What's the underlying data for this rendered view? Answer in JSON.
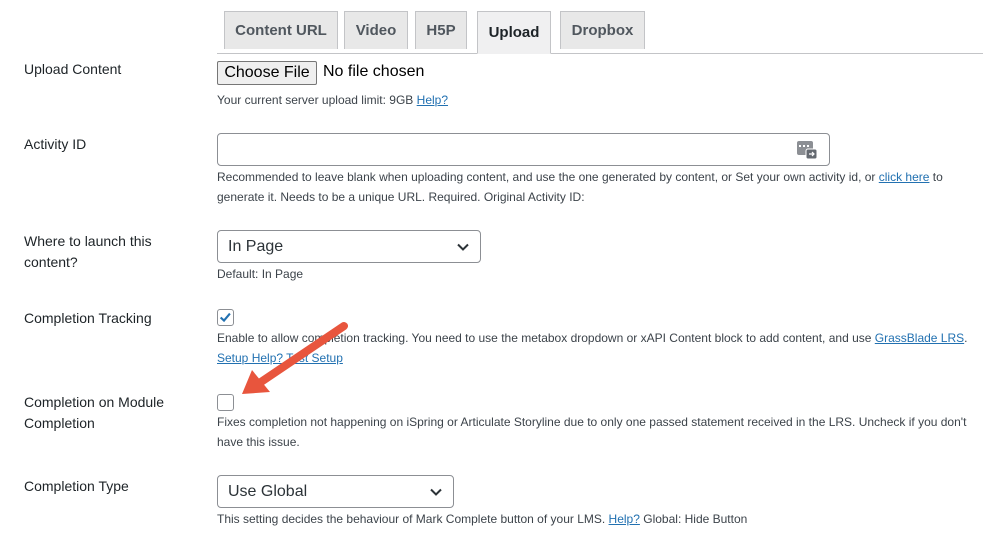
{
  "tabs": [
    {
      "label": "Content URL"
    },
    {
      "label": "Video"
    },
    {
      "label": "H5P"
    },
    {
      "label": "Upload",
      "active": true
    },
    {
      "label": "Dropbox"
    }
  ],
  "upload_content": {
    "label": "Upload Content",
    "button_label": "Choose File",
    "file_status": "No file chosen",
    "limit_text": "Your current server upload limit: 9GB",
    "help_link": "Help?"
  },
  "activity_id": {
    "label": "Activity ID",
    "value": "",
    "icon": "generate-id-icon",
    "desc_1": "Recommended to leave blank when uploading content, and use the one generated by content, or Set your own activity id, or",
    "click_here": "click here",
    "desc_2": "to",
    "desc_3": "generate it. Needs to be a unique URL. Required. Original Activity ID:"
  },
  "launch": {
    "label": "Where to launch this content?",
    "value": "In Page",
    "default_text": "Default: In Page"
  },
  "completion_tracking": {
    "label": "Completion Tracking",
    "checked": true,
    "desc": "Enable to allow completion tracking. You need to use the metabox dropdown or xAPI Content block to add content, and use",
    "grassblade_link": "GrassBlade LRS",
    "period": ".",
    "setup_help": "Setup Help?",
    "test_setup": "Test Setup"
  },
  "module_completion": {
    "label": "Completion on Module Completion",
    "checked": false,
    "desc": "Fixes completion not happening on iSpring or Articulate Storyline due to only one passed statement received in the LRS. Uncheck if you don't have this issue."
  },
  "completion_type": {
    "label": "Completion Type",
    "value": "Use Global",
    "desc_1": "This setting decides the behaviour of Mark Complete button of your LMS.",
    "help_link": "Help?",
    "desc_2": "Global: Hide Button"
  },
  "colors": {
    "link": "#2271b1",
    "check": "#2271b1",
    "annotation_arrow": "#e8553d"
  }
}
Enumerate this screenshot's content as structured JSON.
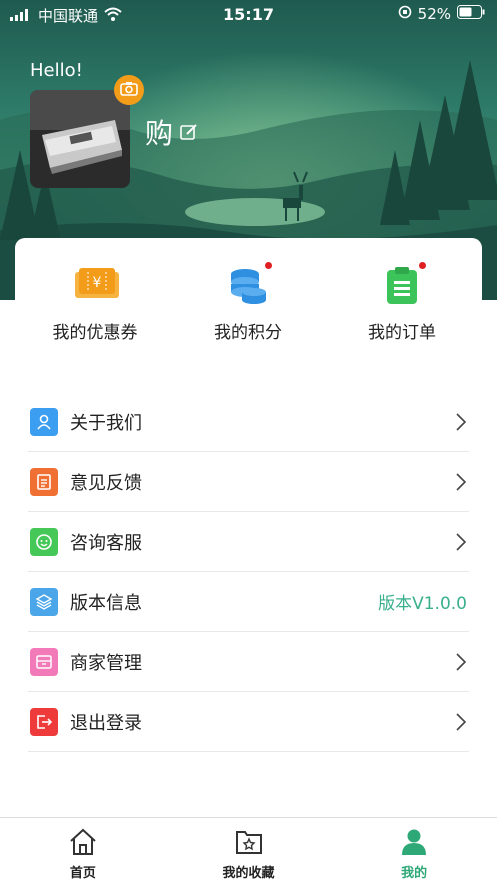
{
  "status_bar": {
    "carrier": "中国联通",
    "time": "15:17",
    "battery": "52%"
  },
  "header": {
    "greeting": "Hello!",
    "username": "购"
  },
  "quick_actions": [
    {
      "label": "我的优惠券",
      "icon": "coupon-icon",
      "color": "#f39c1a",
      "dot": false
    },
    {
      "label": "我的积分",
      "icon": "points-coins-icon",
      "color": "#2f8fe0",
      "dot": true
    },
    {
      "label": "我的订单",
      "icon": "order-clipboard-icon",
      "color": "#3cc35a",
      "dot": true
    }
  ],
  "menu": [
    {
      "label": "关于我们",
      "icon": "about-user-icon",
      "color": "#3b9ef0"
    },
    {
      "label": "意见反馈",
      "icon": "feedback-doc-icon",
      "color": "#f07033"
    },
    {
      "label": "咨询客服",
      "icon": "customer-service-icon",
      "color": "#45c857"
    },
    {
      "label": "版本信息",
      "icon": "layers-icon",
      "color": "#4aa6e8",
      "value": "版本V1.0.0"
    },
    {
      "label": "商家管理",
      "icon": "merchant-icon",
      "color": "#f27ab8"
    },
    {
      "label": "退出登录",
      "icon": "logout-icon",
      "color": "#ee3a3a"
    }
  ],
  "tabs": [
    {
      "label": "首页",
      "icon": "home-icon",
      "active": false
    },
    {
      "label": "我的收藏",
      "icon": "favorites-folder-icon",
      "active": false
    },
    {
      "label": "我的",
      "icon": "profile-icon",
      "active": true
    }
  ],
  "colors": {
    "accent": "#2fa878",
    "version_text": "#3aaf8c"
  }
}
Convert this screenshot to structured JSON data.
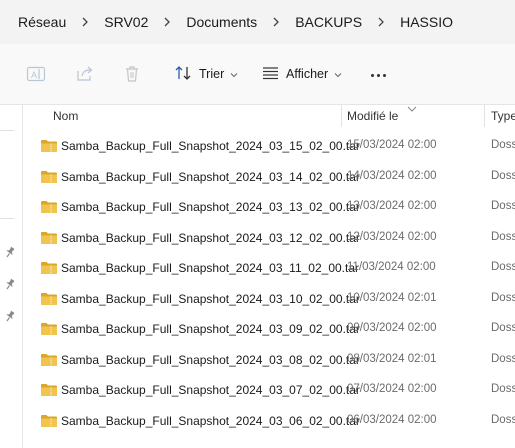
{
  "breadcrumb": {
    "items": [
      {
        "label": "Réseau"
      },
      {
        "label": "SRV02"
      },
      {
        "label": "Documents"
      },
      {
        "label": "BACKUPS"
      },
      {
        "label": "HASSIO"
      }
    ]
  },
  "toolbar": {
    "sort_label": "Trier",
    "view_label": "Afficher"
  },
  "columns": {
    "name": "Nom",
    "modified": "Modifié le",
    "type": "Type"
  },
  "files": [
    {
      "name": "Samba_Backup_Full_Snapshot_2024_03_15_02_00.tar",
      "modified": "15/03/2024 02:00",
      "type": "Doss"
    },
    {
      "name": "Samba_Backup_Full_Snapshot_2024_03_14_02_00.tar",
      "modified": "14/03/2024 02:00",
      "type": "Doss"
    },
    {
      "name": "Samba_Backup_Full_Snapshot_2024_03_13_02_00.tar",
      "modified": "13/03/2024 02:00",
      "type": "Doss"
    },
    {
      "name": "Samba_Backup_Full_Snapshot_2024_03_12_02_00.tar",
      "modified": "12/03/2024 02:00",
      "type": "Doss"
    },
    {
      "name": "Samba_Backup_Full_Snapshot_2024_03_11_02_00.tar",
      "modified": "11/03/2024 02:00",
      "type": "Doss"
    },
    {
      "name": "Samba_Backup_Full_Snapshot_2024_03_10_02_00.tar",
      "modified": "10/03/2024 02:01",
      "type": "Doss"
    },
    {
      "name": "Samba_Backup_Full_Snapshot_2024_03_09_02_00.tar",
      "modified": "09/03/2024 02:00",
      "type": "Doss"
    },
    {
      "name": "Samba_Backup_Full_Snapshot_2024_03_08_02_00.tar",
      "modified": "08/03/2024 02:01",
      "type": "Doss"
    },
    {
      "name": "Samba_Backup_Full_Snapshot_2024_03_07_02_00.tar",
      "modified": "07/03/2024 02:00",
      "type": "Doss"
    },
    {
      "name": "Samba_Backup_Full_Snapshot_2024_03_06_02_00.tar",
      "modified": "06/03/2024 02:00",
      "type": "Doss"
    }
  ],
  "colors": {
    "folder": "#f0c44f",
    "folder_dark": "#d9a72a",
    "accent": "#0067c0"
  },
  "icons": {
    "rename": "rename-icon",
    "share": "share-icon",
    "delete": "trash-icon",
    "sort": "sort-icon",
    "view": "view-lines-icon",
    "more": "more-dots-icon",
    "folder": "folder-icon",
    "pin": "pin-icon"
  }
}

■ ■ ■ ■ ■

From the records given above, reproduce all text exactly and exclude each picture.

Final answer
What's the underlying data for this rendered view? Answer in JSON.
{
  "tabs": [
    {
      "label": "Content URL"
    },
    {
      "label": "Video"
    },
    {
      "label": "H5P"
    },
    {
      "label": "Upload",
      "active": true
    },
    {
      "label": "Dropbox"
    }
  ],
  "upload_content": {
    "label": "Upload Content",
    "button_label": "Choose File",
    "file_status": "No file chosen",
    "limit_text": "Your current server upload limit: 9GB",
    "help_link": "Help?"
  },
  "activity_id": {
    "label": "Activity ID",
    "value": "",
    "icon": "generate-id-icon",
    "desc_1": "Recommended to leave blank when uploading content, and use the one generated by content, or Set your own activity id, or",
    "click_here": "click here",
    "desc_2": "to",
    "desc_3": "generate it. Needs to be a unique URL. Required. Original Activity ID:"
  },
  "launch": {
    "label": "Where to launch this content?",
    "value": "In Page",
    "default_text": "Default: In Page"
  },
  "completion_tracking": {
    "label": "Completion Tracking",
    "checked": true,
    "desc": "Enable to allow completion tracking. You need to use the metabox dropdown or xAPI Content block to add content, and use",
    "grassblade_link": "GrassBlade LRS",
    "period": ".",
    "setup_help": "Setup Help?",
    "test_setup": "Test Setup"
  },
  "module_completion": {
    "label": "Completion on Module Completion",
    "checked": false,
    "desc": "Fixes completion not happening on iSpring or Articulate Storyline due to only one passed statement received in the LRS. Uncheck if you don't have this issue."
  },
  "completion_type": {
    "label": "Completion Type",
    "value": "Use Global",
    "desc_1": "This setting decides the behaviour of Mark Complete button of your LMS.",
    "help_link": "Help?",
    "desc_2": "Global: Hide Button"
  },
  "colors": {
    "link": "#2271b1",
    "check": "#2271b1",
    "annotation_arrow": "#e8553d"
  }
}
Enumerate this screenshot's content as structured JSON.
{
  "status_bar": {
    "carrier": "中国联通",
    "time": "15:17",
    "battery": "52%"
  },
  "header": {
    "greeting": "Hello!",
    "username": "购"
  },
  "quick_actions": [
    {
      "label": "我的优惠券",
      "icon": "coupon-icon",
      "color": "#f39c1a",
      "dot": false
    },
    {
      "label": "我的积分",
      "icon": "points-coins-icon",
      "color": "#2f8fe0",
      "dot": true
    },
    {
      "label": "我的订单",
      "icon": "order-clipboard-icon",
      "color": "#3cc35a",
      "dot": true
    }
  ],
  "menu": [
    {
      "label": "关于我们",
      "icon": "about-user-icon",
      "color": "#3b9ef0"
    },
    {
      "label": "意见反馈",
      "icon": "feedback-doc-icon",
      "color": "#f07033"
    },
    {
      "label": "咨询客服",
      "icon": "customer-service-icon",
      "color": "#45c857"
    },
    {
      "label": "版本信息",
      "icon": "layers-icon",
      "color": "#4aa6e8",
      "value": "版本V1.0.0"
    },
    {
      "label": "商家管理",
      "icon": "merchant-icon",
      "color": "#f27ab8"
    },
    {
      "label": "退出登录",
      "icon": "logout-icon",
      "color": "#ee3a3a"
    }
  ],
  "tabs": [
    {
      "label": "首页",
      "icon": "home-icon",
      "active": false
    },
    {
      "label": "我的收藏",
      "icon": "favorites-folder-icon",
      "active": false
    },
    {
      "label": "我的",
      "icon": "profile-icon",
      "active": true
    }
  ],
  "colors": {
    "accent": "#2fa878",
    "version_text": "#3aaf8c"
  }
}
Convert this screenshot to structured JSON data.
{
  "breadcrumb": {
    "items": [
      {
        "label": "Réseau"
      },
      {
        "label": "SRV02"
      },
      {
        "label": "Documents"
      },
      {
        "label": "BACKUPS"
      },
      {
        "label": "HASSIO"
      }
    ]
  },
  "toolbar": {
    "sort_label": "Trier",
    "view_label": "Afficher"
  },
  "columns": {
    "name": "Nom",
    "modified": "Modifié le",
    "type": "Type"
  },
  "files": [
    {
      "name": "Samba_Backup_Full_Snapshot_2024_03_15_02_00.tar",
      "modified": "15/03/2024 02:00",
      "type": "Doss"
    },
    {
      "name": "Samba_Backup_Full_Snapshot_2024_03_14_02_00.tar",
      "modified": "14/03/2024 02:00",
      "type": "Doss"
    },
    {
      "name": "Samba_Backup_Full_Snapshot_2024_03_13_02_00.tar",
      "modified": "13/03/2024 02:00",
      "type": "Doss"
    },
    {
      "name": "Samba_Backup_Full_Snapshot_2024_03_12_02_00.tar",
      "modified": "12/03/2024 02:00",
      "type": "Doss"
    },
    {
      "name": "Samba_Backup_Full_Snapshot_2024_03_11_02_00.tar",
      "modified": "11/03/2024 02:00",
      "type": "Doss"
    },
    {
      "name": "Samba_Backup_Full_Snapshot_2024_03_10_02_00.tar",
      "modified": "10/03/2024 02:01",
      "type": "Doss"
    },
    {
      "name": "Samba_Backup_Full_Snapshot_2024_03_09_02_00.tar",
      "modified": "09/03/2024 02:00",
      "type": "Doss"
    },
    {
      "name": "Samba_Backup_Full_Snapshot_2024_03_08_02_00.tar",
      "modified": "08/03/2024 02:01",
      "type": "Doss"
    },
    {
      "name": "Samba_Backup_Full_Snapshot_2024_03_07_02_00.tar",
      "modified": "07/03/2024 02:00",
      "type": "Doss"
    },
    {
      "name": "Samba_Backup_Full_Snapshot_2024_03_06_02_00.tar",
      "modified": "06/03/2024 02:00",
      "type": "Doss"
    }
  ],
  "colors": {
    "folder": "#f0c44f",
    "folder_dark": "#d9a72a",
    "accent": "#0067c0"
  },
  "icons": {
    "rename": "rename-icon",
    "share": "share-icon",
    "delete": "trash-icon",
    "sort": "sort-icon",
    "view": "view-lines-icon",
    "more": "more-dots-icon",
    "folder": "folder-icon",
    "pin": "pin-icon"
  }
}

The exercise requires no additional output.